| Task statement |
Below are some entries. Copy each line that holds the string "tout".

/---

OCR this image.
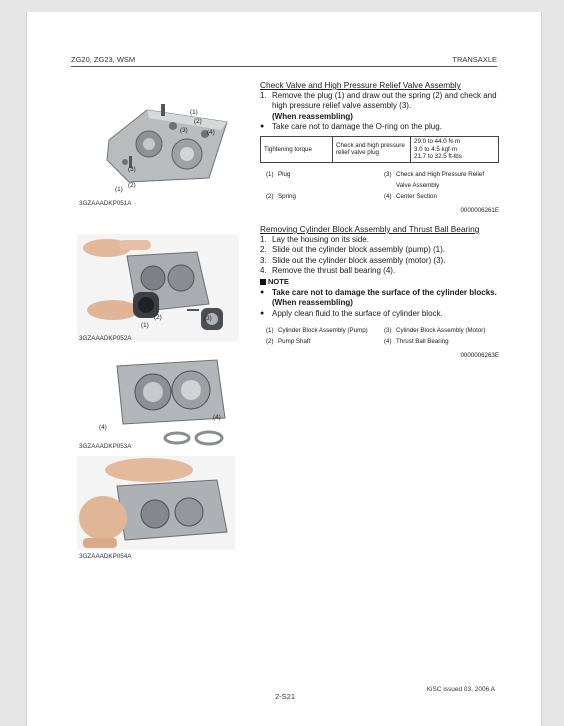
ZG20, ZG23, WSM	TRANSAXLE
(1)
(2)
(3)	(4)
(3)
(1)
(2)
3GZAAADKP051A
(2)	(3)
(1)
3GZAAADKP052A
(4)
(4)
3GZAAADKP053A
3GZAAADKP054A
Check Valve and High Pressure Relief Valve Assembly
1. Remove the plug (1) and draw out the spring (2) and check and high pressure relief valve assembly (3).
(When reassembling)
● Take care not to damage the O-ring on the plug.
Tightening torque	Check and high pressure relief valve plug	
29.0 to 44.0 N·m
3.0 to 4.5 kgf·m
21.7 to 32.5 ft-lbs
(1) Plug	(3) Check and High Pressure Relief Valve Assembly
(2) Spring	(4) Center Section
0000006261E
Removing Cylinder Block Assembly and Thrust Ball Bearing
1. Lay the housing on its side.
2. Slide out the cylinder block assembly (pump) (1).
3. Slide out the cylinder block assembly (motor) (3).
4. Remove the thrust ball bearing (4).
NOTE
● Take care not to damage the surface of the cylinder blocks.
(When reassembling)
● Apply clean fluid to the surface of cylinder block.
(1) Cylinder Block Assembly (Pump)	(3) Cylinder Block Assembly (Motor)
(2) Pump Shaft	(4) Thrust Ball Bearing
0000006263E
KiSC issued 03, 2006 A
2-S21
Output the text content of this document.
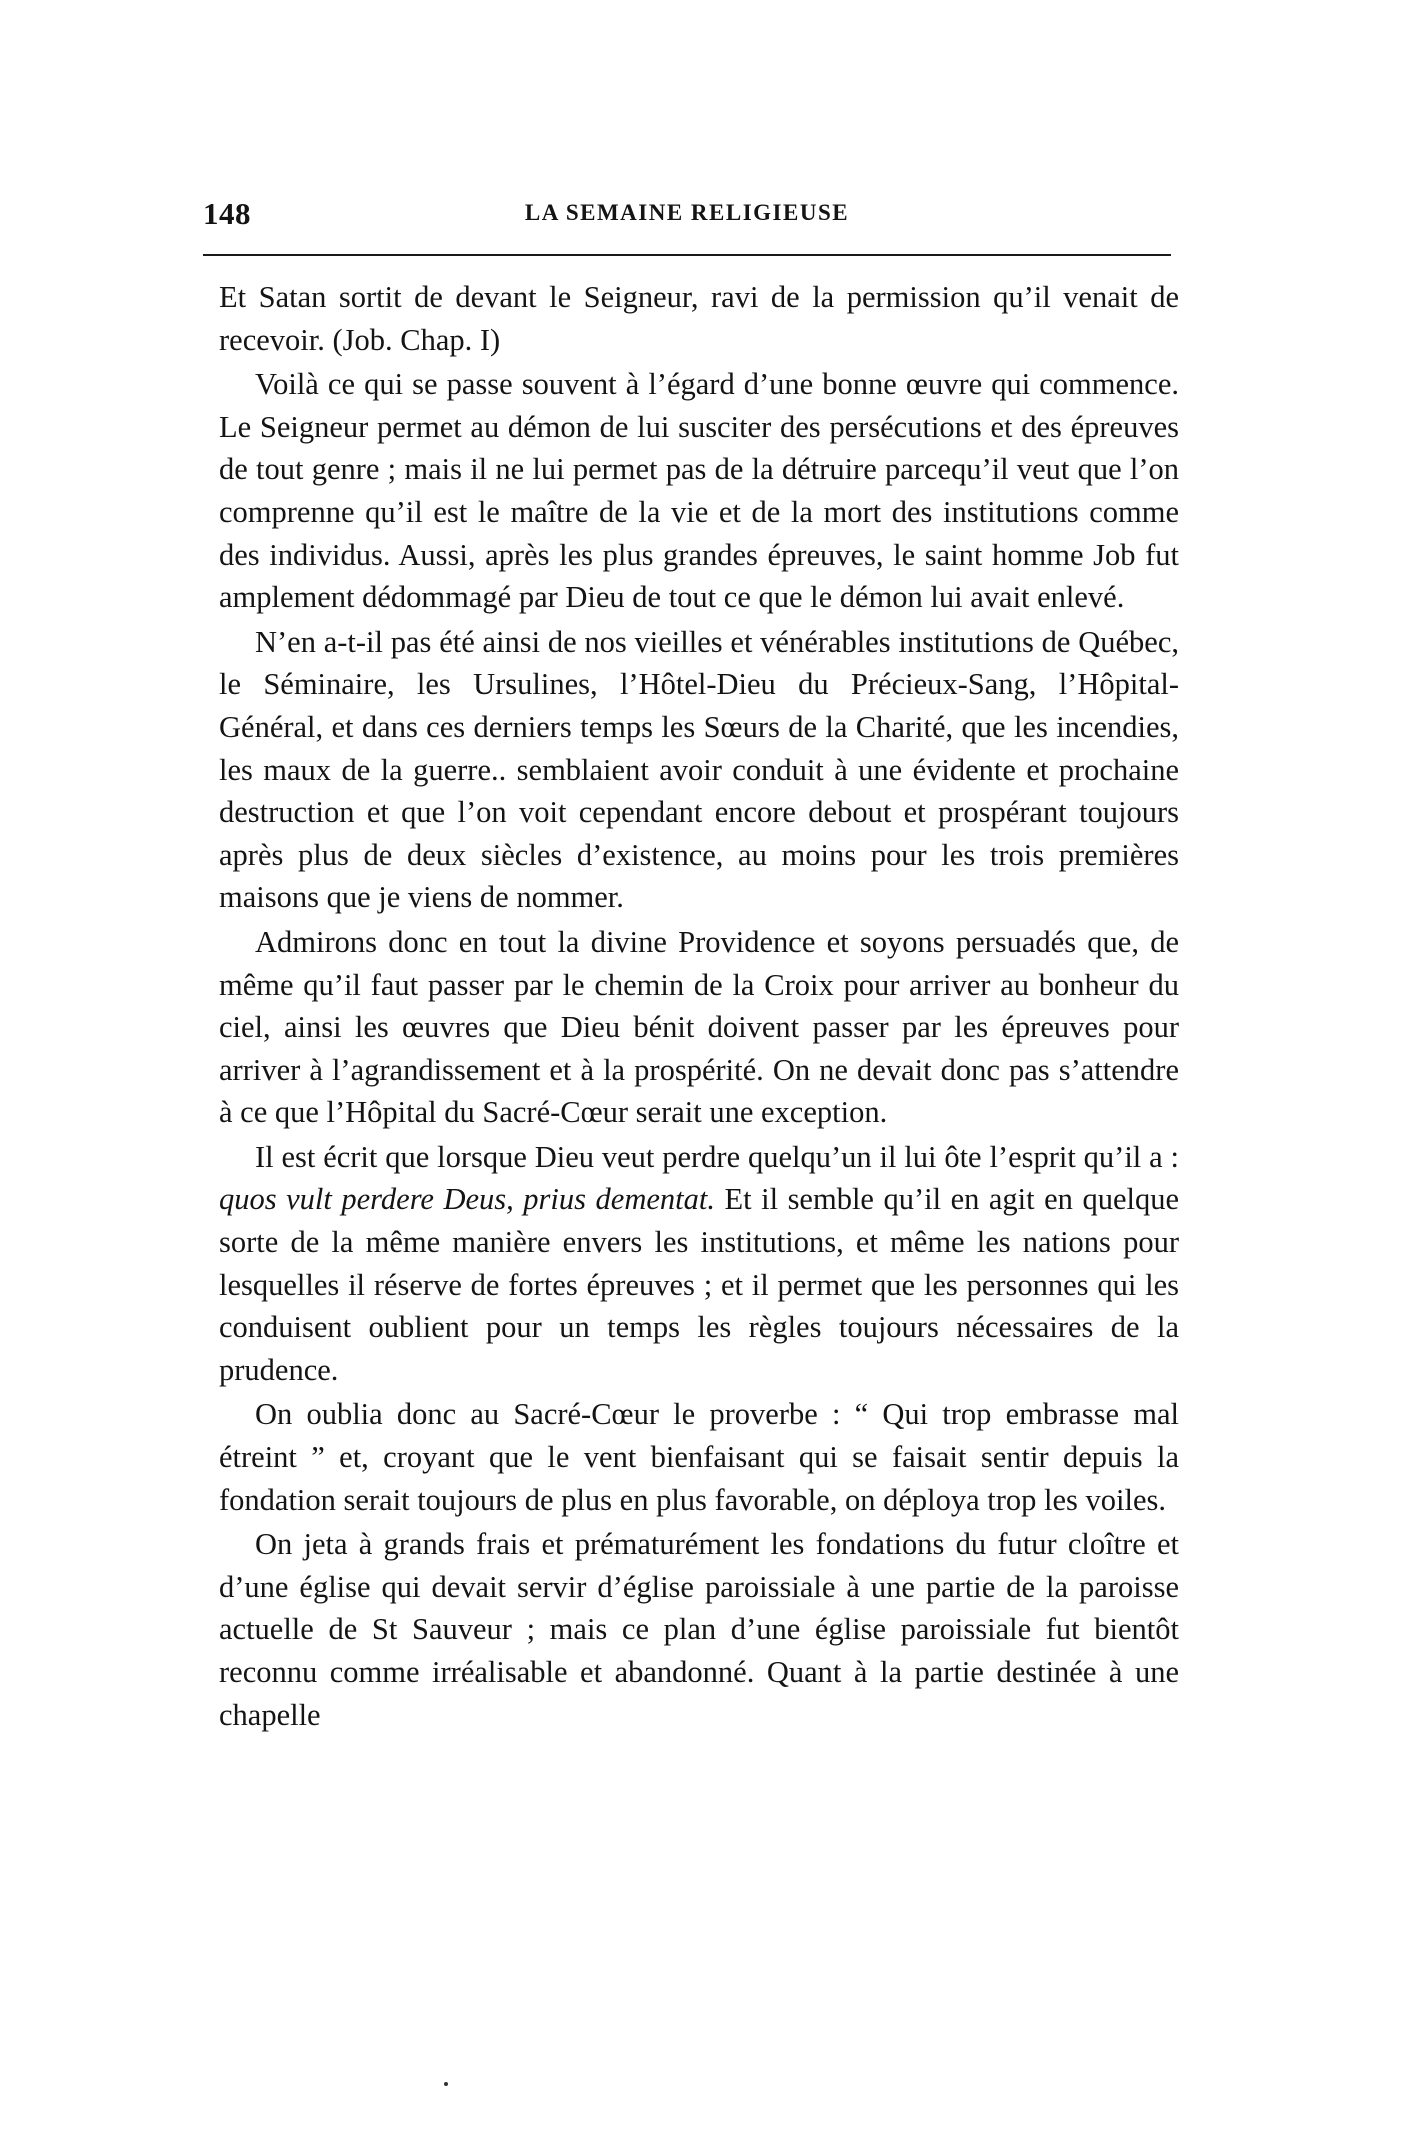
148	LA SEMAINE RELIGIEUSE

Et Satan sortit de devant le Seigneur, ravi de la permission qu’il venait de recevoir. (Job. Chap. I)

Voilà ce qui se passe souvent à l’égard d’une bonne œuvre qui commence. Le Seigneur permet au démon de lui susciter des persécutions et des épreuves de tout genre ; mais il ne lui permet pas de la détruire parcequ’il veut que l’on comprenne qu’il est le maître de la vie et de la mort des institutions comme des individus. Aussi, après les plus grandes épreuves, le saint homme Job fut amplement dédommagé par Dieu de tout ce que le démon lui avait enlevé.

N’en a-t-il pas été ainsi de nos vieilles et vénérables institutions de Québec, le Séminaire, les Ursulines, l’Hôtel-Dieu du Précieux-Sang, l’Hôpital-Général, et dans ces derniers temps les Sœurs de la Charité, que les incendies, les maux de la guerre.. semblaient avoir conduit à une évidente et prochaine destruction et que l’on voit cependant encore debout et prospérant toujours après plus de deux siècles d’existence, au moins pour les trois premières maisons que je viens de nommer.

Admirons donc en tout la divine Providence et soyons persuadés que, de même qu’il faut passer par le chemin de la Croix pour arriver au bonheur du ciel, ainsi les œuvres que Dieu bénit doivent passer par les épreuves pour arriver à l’agrandissement et à la prospérité. On ne devait donc pas s’attendre à ce que l’Hôpital du Sacré-Cœur serait une exception.

Il est écrit que lorsque Dieu veut perdre quelqu’un il lui ôte l’esprit qu’il a : quos vult perdere Deus, prius dementat. Et il semble qu’il en agit en quelque sorte de la même manière envers les institutions, et même les nations pour lesquelles il réserve de fortes épreuves ; et il permet que les personnes qui les conduisent oublient pour un temps les règles toujours nécessaires de la prudence.

On oublia donc au Sacré-Cœur le proverbe : “ Qui trop embrasse mal étreint ” et, croyant que le vent bienfaisant qui se faisait sentir depuis la fondation serait toujours de plus en plus favorable, on déploya trop les voiles.

On jeta à grands frais et prématurément les fondations du futur cloître et d’une église qui devait servir d’église paroissiale à une partie de la paroisse actuelle de St Sauveur ; mais ce plan d’une église paroissiale fut bientôt reconnu comme irréalisable et abandonné. Quant à la partie destinée à une chapelle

\---

| Correct output |
Voilà ce qui se passe souvent à l’égard d’une bonne œuvre qui commence. Le Seigneur permet au démon de lui susciter des persécutions et des épreuves de tout genre ; mais il ne lui permet pas de la détruire parcequ’il veut que l’on comprenne qu’il est le maître de la vie et de la mort des institutions comme des individus. Aussi, après les plus grandes épreuves, le saint homme Job fut amplement dédommagé par Dieu de tout ce que le démon lui avait enlevé.
Admirons donc en tout la divine Providence et soyons persuadés que, de même qu’il faut passer par le chemin de la Croix pour arriver au bonheur du ciel, ainsi les œuvres que Dieu bénit doivent passer par les épreuves pour arriver à l’agrandissement et à la prospérité. On ne devait donc pas s’attendre à ce que l’Hôpital du Sacré-Cœur serait une exception.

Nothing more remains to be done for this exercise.